**What you need to do**
Each record below must be returned exactly as shown.

**Input for this task**
==========

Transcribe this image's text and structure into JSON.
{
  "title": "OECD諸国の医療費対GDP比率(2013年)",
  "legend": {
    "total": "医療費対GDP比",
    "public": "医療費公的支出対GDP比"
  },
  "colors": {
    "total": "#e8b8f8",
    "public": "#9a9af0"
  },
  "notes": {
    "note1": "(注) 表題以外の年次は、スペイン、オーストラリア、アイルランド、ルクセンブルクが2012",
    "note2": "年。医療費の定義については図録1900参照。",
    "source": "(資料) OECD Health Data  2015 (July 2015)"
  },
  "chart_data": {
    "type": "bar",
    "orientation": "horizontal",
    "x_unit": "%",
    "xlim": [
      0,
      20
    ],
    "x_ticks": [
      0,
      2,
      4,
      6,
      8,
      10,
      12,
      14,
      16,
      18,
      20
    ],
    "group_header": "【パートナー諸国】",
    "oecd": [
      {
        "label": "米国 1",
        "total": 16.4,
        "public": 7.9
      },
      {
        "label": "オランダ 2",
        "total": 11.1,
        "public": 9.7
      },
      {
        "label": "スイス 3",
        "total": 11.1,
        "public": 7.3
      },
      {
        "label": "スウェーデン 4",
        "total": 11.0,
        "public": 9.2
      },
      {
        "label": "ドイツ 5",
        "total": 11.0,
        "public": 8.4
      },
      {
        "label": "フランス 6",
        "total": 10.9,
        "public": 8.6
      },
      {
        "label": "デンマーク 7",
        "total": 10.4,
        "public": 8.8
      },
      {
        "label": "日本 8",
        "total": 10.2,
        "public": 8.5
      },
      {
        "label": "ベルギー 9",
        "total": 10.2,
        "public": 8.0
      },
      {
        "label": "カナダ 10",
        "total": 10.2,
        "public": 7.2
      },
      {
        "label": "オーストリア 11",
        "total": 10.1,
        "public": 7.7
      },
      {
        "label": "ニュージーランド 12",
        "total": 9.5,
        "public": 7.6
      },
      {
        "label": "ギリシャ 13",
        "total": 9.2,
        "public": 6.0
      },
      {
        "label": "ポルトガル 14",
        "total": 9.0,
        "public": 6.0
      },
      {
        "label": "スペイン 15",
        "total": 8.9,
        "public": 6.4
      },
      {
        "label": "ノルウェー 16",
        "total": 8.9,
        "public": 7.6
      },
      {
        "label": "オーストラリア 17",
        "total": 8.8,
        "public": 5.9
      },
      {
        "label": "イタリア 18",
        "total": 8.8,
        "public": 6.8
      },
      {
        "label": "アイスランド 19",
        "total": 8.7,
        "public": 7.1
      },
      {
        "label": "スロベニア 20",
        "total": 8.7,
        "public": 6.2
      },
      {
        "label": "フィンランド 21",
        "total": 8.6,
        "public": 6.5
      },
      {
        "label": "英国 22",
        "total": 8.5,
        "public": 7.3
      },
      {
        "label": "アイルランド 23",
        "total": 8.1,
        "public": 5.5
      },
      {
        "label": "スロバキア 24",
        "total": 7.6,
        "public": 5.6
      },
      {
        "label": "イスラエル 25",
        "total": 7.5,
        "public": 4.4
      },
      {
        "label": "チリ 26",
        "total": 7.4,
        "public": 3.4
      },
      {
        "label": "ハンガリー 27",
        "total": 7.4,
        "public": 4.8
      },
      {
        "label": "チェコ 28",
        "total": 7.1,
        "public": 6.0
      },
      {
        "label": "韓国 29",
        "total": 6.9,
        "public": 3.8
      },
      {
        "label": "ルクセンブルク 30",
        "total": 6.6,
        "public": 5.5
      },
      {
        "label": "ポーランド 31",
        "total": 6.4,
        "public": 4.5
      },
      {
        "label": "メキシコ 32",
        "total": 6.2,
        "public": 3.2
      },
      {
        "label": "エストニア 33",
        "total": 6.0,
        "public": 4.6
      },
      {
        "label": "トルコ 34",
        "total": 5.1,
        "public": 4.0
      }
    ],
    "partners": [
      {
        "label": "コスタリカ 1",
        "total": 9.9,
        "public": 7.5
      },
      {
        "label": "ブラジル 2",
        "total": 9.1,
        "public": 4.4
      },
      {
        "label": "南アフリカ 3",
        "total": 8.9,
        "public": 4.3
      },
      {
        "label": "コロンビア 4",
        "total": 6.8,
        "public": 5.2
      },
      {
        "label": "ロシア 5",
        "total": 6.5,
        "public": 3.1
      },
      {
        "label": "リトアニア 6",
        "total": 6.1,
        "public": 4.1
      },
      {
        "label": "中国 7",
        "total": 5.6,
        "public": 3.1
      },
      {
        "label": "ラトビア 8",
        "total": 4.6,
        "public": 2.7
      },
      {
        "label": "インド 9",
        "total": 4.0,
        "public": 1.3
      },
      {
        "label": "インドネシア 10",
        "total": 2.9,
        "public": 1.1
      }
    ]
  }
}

==========

**Task response**
Transcribe this image's text and structure into JSON.
{
  "title": "OECD諸国の医療費対GDP比率(2013年)",
  "legend": {
    "total": "医療費対GDP比",
    "public": "医療費公的支出対GDP比"
  },
  "colors": {
    "total": "#e8b8f8",
    "public": "#9a9af0"
  },
  "notes": {
    "note1": "(注) 表題以外の年次は、スペイン、オーストラリア、アイルランド、ルクセンブルクが2012",
    "note2": "年。医療費の定義については図録1900参照。",
    "source": "(資料) OECD Health Data  2015 (July 2015)"
  },
  "chart_data": {
    "type": "bar",
    "orientation": "horizontal",
    "x_unit": "%",
    "xlim": [
      0,
      20
    ],
    "x_ticks": [
      0,
      2,
      4,
      6,
      8,
      10,
      12,
      14,
      16,
      18,
      20
    ],
    "group_header": "【パートナー諸国】",
    "oecd": [
      {
        "label": "米国 1",
        "total": 16.4,
        "public": 7.9
      },
      {
        "label": "オランダ 2",
        "total": 11.1,
        "public": 9.7
      },
      {
        "label": "スイス 3",
        "total": 11.1,
        "public": 7.3
      },
      {
        "label": "スウェーデン 4",
        "total": 11.0,
        "public": 9.2
      },
      {
        "label": "ドイツ 5",
        "total": 11.0,
        "public": 8.4
      },
      {
        "label": "フランス 6",
        "total": 10.9,
        "public": 8.6
      },
      {
        "label": "デンマーク 7",
        "total": 10.4,
        "public": 8.8
      },
      {
        "label": "日本 8",
        "total": 10.2,
        "public": 8.5
      },
      {
        "label": "ベルギー 9",
        "total": 10.2,
        "public": 8.0
      },
      {
        "label": "カナダ 10",
        "total": 10.2,
        "public": 7.2
      },
      {
        "label": "オーストリア 11",
        "total": 10.1,
        "public": 7.7
      },
      {
        "label": "ニュージーランド 12",
        "total": 9.5,
        "public": 7.6
      },
      {
        "label": "ギリシャ 13",
        "total": 9.2,
        "public": 6.0
      },
      {
        "label": "ポルトガル 14",
        "total": 9.0,
        "public": 6.0
      },
      {
        "label": "スペイン 15",
        "total": 8.9,
        "public": 6.4
      },
      {
        "label": "ノルウェー 16",
        "total": 8.9,
        "public": 7.6
      },
      {
        "label": "オーストラリア 17",
        "total": 8.8,
        "public": 5.9
      },
      {
        "label": "イタリア 18",
        "total": 8.8,
        "public": 6.8
      },
      {
        "label": "アイスランド 19",
        "total": 8.7,
        "public": 7.1
      },
      {
        "label": "スロベニア 20",
        "total": 8.7,
        "public": 6.2
      },
      {
        "label": "フィンランド 21",
        "total": 8.6,
        "public": 6.5
      },
      {
        "label": "英国 22",
        "total": 8.5,
        "public": 7.3
      },
      {
        "label": "アイルランド 23",
        "total": 8.1,
        "public": 5.5
      },
      {
        "label": "スロバキア 24",
        "total": 7.6,
        "public": 5.6
      },
      {
        "label": "イスラエル 25",
        "total": 7.5,
        "public": 4.4
      },
      {
        "label": "チリ 26",
        "total": 7.4,
        "public": 3.4
      },
      {
        "label": "ハンガリー 27",
        "total": 7.4,
        "public": 4.8
      },
      {
        "label": "チェコ 28",
        "total": 7.1,
        "public": 6.0
      },
      {
        "label": "韓国 29",
        "total": 6.9,
        "public": 3.8
      },
      {
        "label": "ルクセンブルク 30",
        "total": 6.6,
        "public": 5.5
      },
      {
        "label": "ポーランド 31",
        "total": 6.4,
        "public": 4.5
      },
      {
        "label": "メキシコ 32",
        "total": 6.2,
        "public": 3.2
      },
      {
        "label": "エストニア 33",
        "total": 6.0,
        "public": 4.6
      },
      {
        "label": "トルコ 34",
        "total": 5.1,
        "public": 4.0
      }
    ],
    "partners": [
      {
        "label": "コスタリカ 1",
        "total": 9.9,
        "public": 7.5
      },
      {
        "label": "ブラジル 2",
        "total": 9.1,
        "public": 4.4
      },
      {
        "label": "南アフリカ 3",
        "total": 8.9,
        "public": 4.3
      },
      {
        "label": "コロンビア 4",
        "total": 6.8,
        "public": 5.2
      },
      {
        "label": "ロシア 5",
        "total": 6.5,
        "public": 3.1
      },
      {
        "label": "リトアニア 6",
        "total": 6.1,
        "public": 4.1
      },
      {
        "label": "中国 7",
        "total": 5.6,
        "public": 3.1
      },
      {
        "label": "ラトビア 8",
        "total": 4.6,
        "public": 2.7
      },
      {
        "label": "インド 9",
        "total": 4.0,
        "public": 1.3
      },
      {
        "label": "インドネシア 10",
        "total": 2.9,
        "public": 1.1
      }
    ]
  }
}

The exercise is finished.